┌──

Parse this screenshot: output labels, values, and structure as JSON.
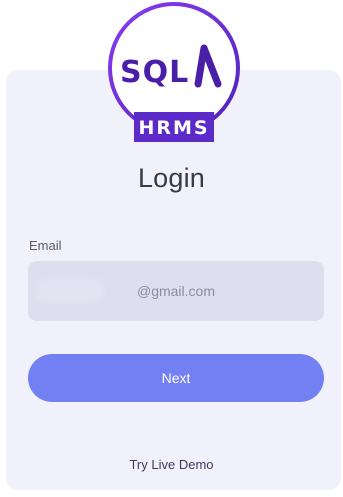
{
  "logo": {
    "mark_text": "SQL",
    "badge_text": "HRMS",
    "colors": {
      "ring": "#6b2fd6",
      "badge": "#5b2ac8",
      "mark": "#4a1fa8"
    }
  },
  "login": {
    "title": "Login",
    "email_label": "Email",
    "email_value": "@gmail.com",
    "next_label": "Next",
    "demo_link": "Try Live Demo"
  },
  "colors": {
    "card": "#f1f1fb",
    "input": "#dddeee",
    "button": "#7380f3"
  }
}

└──

_TASK TO COMPLETE_: Restate each line of the records exactly; pictures do not belong in the copy.

_COMPLETED TASK_:
Parse this screenshot: output labels, values, and structure as JSON.
{
  "logo": {
    "mark_text": "SQL",
    "badge_text": "HRMS",
    "colors": {
      "ring": "#6b2fd6",
      "badge": "#5b2ac8",
      "mark": "#4a1fa8"
    }
  },
  "login": {
    "title": "Login",
    "email_label": "Email",
    "email_value": "@gmail.com",
    "next_label": "Next",
    "demo_link": "Try Live Demo"
  },
  "colors": {
    "card": "#f1f1fb",
    "input": "#dddeee",
    "button": "#7380f3"
  }
}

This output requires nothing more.